## Task goal
Sort through the entries below and pull out lines containing the word "destilazioa".

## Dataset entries
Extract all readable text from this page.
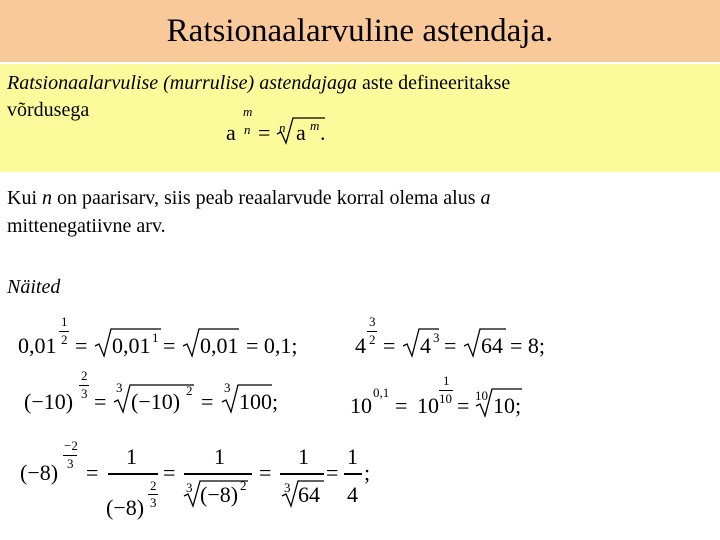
Ratsionaalarvuline astendaja.
Ratsionaalarvulise (murrulise) astendajaga aste defineeritakse
võrdusega
a
m
n = n a m .
Kui n on paarisarv, siis peab reaalarvude korral olema alus a
mittenegatiivne arv.
Näited
0,01
1
2 = 0,01 1 = 0,01 = 0,1;	4
3
2 = 4 3 = 64 = 8;
(−10)
2
3 =
3
(−10) 2 =
3
100;	10
0,1
= 10
1
10 = 10 10;
(−8)
−2
3 =
1
(−8)
2
3
=
1
3 (−8) 2
=
1
3 64
=
1
4
;
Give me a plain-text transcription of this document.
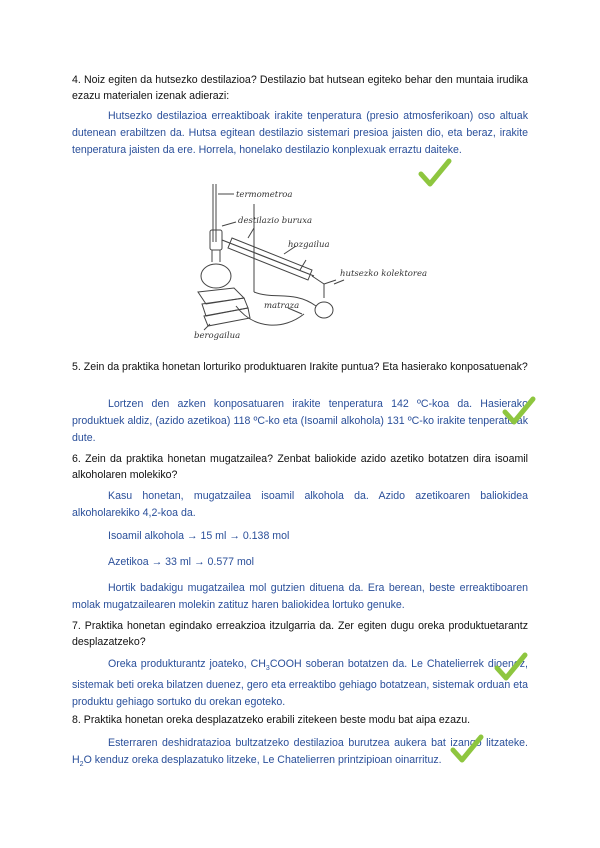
4. Noiz egiten da hutsezko destilazioa? Destilazio bat hutsean egiteko behar den muntaia irudika ezazu materialen izenak adierazi:
Hutsezko destilazioa erreaktiboak irakite tenperatura (presio atmosferikoan) oso altuak dutenean erabiltzen da. Hutsa egitean destilazio sistemari presioa jaisten dio, eta beraz, irakite tenperatura jaisten da ere. Horrela, honelako destilazio konplexuak erraztu daiteke.
termometroa
destilazio buruxa
hozgailua
hutsezko kolektorea
matraza
berogailua
5. Zein da praktika honetan lorturiko produktuaren Irakite puntua? Eta hasierako konposatuenak?
Lortzen den azken konposatuaren irakite tenperatura 142 ºC-koa da. Hasierako produktuek aldiz, (azido azetikoa) 118 ºC-ko eta (Isoamil alkohola) 131 ºC-ko irakite tenperaturak dute.
6. Zein da praktika honetan mugatzailea? Zenbat baliokide azido azetiko botatzen dira isoamil alkoholaren molekiko?
Kasu honetan, mugatzailea isoamil alkohola da. Azido azetikoaren baliokidea alkoholarekiko 4,2-koa da.
Isoamil alkohola → 15 ml → 0.138 mol
Azetikoa → 33 ml → 0.577 mol
Hortik badakigu mugatzailea mol gutzien dituena da. Era berean, beste erreaktiboaren molak mugatzailearen molekin zatituz haren baliokidea lortuko genuke.
7. Praktika honetan egindako erreakzioa itzulgarria da. Zer egiten dugu oreka produktuetarantz desplazatzeko?
Oreka produkturantz joateko, $CH_3COOH$ soberan botatzen da. Le Chatelierrek dioenez, sistemak beti oreka bilatzen duenez, gero eta erreaktibo gehiago botatzean, sistemak orduan eta produktu gehiago sortuko du orekan egoteko.
8. Praktika honetan oreka desplazatzeko erabili zitekeen beste modu bat aipa ezazu.
Esterraren deshidratazioa bultzatzeko destilazioa burutzea aukera bat izango litzateke. $H_2O$ kenduz oreka desplazatuko litzeke, Le Chatelierren printzipioan oinarrituz.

## Solved problem
4. Noiz egiten da hutsezko destilazioa? Destilazio bat hutsean egiteko behar den muntaia irudika ezazu materialen izenak adierazi:
Hutsezko destilazioa erreaktiboak irakite tenperatura (presio atmosferikoan) oso altuak dutenean erabiltzen da. Hutsa egitean destilazio sistemari presioa jaisten dio, eta beraz, irakite tenperatura jaisten da ere. Horrela, honelako destilazio konplexuak erraztu daiteke.
Esterraren deshidratazioa bultzatzeko destilazioa burutzea aukera bat izango litzateke. $H_2O$ kenduz oreka desplazatuko litzeke, Le Chatelierren printzipioan oinarrituz.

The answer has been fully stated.